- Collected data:
start

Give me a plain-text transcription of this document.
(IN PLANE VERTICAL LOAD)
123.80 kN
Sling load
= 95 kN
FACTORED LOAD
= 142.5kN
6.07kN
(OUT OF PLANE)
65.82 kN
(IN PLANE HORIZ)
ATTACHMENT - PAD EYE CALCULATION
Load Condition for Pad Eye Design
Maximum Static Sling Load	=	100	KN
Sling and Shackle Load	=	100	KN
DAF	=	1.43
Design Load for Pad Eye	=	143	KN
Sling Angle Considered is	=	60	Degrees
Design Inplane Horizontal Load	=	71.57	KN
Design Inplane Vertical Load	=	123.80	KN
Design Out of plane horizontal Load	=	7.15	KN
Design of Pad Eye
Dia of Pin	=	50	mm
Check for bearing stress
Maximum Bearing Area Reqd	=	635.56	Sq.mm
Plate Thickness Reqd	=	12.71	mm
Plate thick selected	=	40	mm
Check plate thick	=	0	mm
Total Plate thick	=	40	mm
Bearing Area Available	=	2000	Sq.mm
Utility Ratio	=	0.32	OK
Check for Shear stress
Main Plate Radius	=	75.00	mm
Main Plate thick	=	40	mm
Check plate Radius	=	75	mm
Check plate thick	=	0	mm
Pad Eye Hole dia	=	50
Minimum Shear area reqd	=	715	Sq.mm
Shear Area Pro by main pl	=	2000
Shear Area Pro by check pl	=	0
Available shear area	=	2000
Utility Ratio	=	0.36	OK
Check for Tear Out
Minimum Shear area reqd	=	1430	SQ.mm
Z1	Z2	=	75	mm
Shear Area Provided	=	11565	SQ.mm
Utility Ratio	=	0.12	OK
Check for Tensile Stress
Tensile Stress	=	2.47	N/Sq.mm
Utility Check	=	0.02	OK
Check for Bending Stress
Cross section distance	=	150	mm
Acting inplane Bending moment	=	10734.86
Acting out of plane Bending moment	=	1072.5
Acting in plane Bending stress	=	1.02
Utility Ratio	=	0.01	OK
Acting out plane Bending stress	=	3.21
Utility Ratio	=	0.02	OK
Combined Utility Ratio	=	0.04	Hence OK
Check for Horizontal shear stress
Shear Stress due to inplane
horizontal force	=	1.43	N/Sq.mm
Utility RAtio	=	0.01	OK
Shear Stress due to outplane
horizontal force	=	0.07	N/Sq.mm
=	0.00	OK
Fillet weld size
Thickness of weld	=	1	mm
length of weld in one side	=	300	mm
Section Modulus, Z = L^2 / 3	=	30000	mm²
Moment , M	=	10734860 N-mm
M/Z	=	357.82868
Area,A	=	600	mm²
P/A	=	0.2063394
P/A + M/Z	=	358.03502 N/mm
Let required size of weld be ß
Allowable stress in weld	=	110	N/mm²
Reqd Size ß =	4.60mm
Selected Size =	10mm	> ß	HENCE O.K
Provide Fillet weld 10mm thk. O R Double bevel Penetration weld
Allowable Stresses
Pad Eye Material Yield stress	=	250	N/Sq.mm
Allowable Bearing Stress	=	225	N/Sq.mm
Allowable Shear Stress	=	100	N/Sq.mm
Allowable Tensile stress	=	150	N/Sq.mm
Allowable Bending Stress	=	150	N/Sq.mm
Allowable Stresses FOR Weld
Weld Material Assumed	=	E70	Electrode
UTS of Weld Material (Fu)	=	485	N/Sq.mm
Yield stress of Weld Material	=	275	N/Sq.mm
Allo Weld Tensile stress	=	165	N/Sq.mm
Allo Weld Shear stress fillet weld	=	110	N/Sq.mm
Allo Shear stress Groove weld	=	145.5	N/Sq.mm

end
start

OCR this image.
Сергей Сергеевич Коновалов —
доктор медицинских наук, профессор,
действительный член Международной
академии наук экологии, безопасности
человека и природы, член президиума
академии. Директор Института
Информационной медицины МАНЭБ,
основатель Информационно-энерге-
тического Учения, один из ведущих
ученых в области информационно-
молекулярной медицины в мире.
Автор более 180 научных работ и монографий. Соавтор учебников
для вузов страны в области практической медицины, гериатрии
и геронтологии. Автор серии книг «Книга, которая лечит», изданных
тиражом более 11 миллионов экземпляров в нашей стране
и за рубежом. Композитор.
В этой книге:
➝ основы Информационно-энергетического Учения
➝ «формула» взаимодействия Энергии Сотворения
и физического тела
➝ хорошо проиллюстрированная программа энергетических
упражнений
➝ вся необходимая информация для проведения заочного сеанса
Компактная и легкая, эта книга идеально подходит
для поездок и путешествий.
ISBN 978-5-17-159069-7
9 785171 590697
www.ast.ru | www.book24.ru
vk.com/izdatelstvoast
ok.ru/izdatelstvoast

end

From the data above, show each line that contains "Acting".

Acting inplane Bending moment	=	10734.86
Acting out of plane Bending moment	=	1072.5
Acting in plane Bending stress	=	1.02
Acting out plane Bending stress	=	3.21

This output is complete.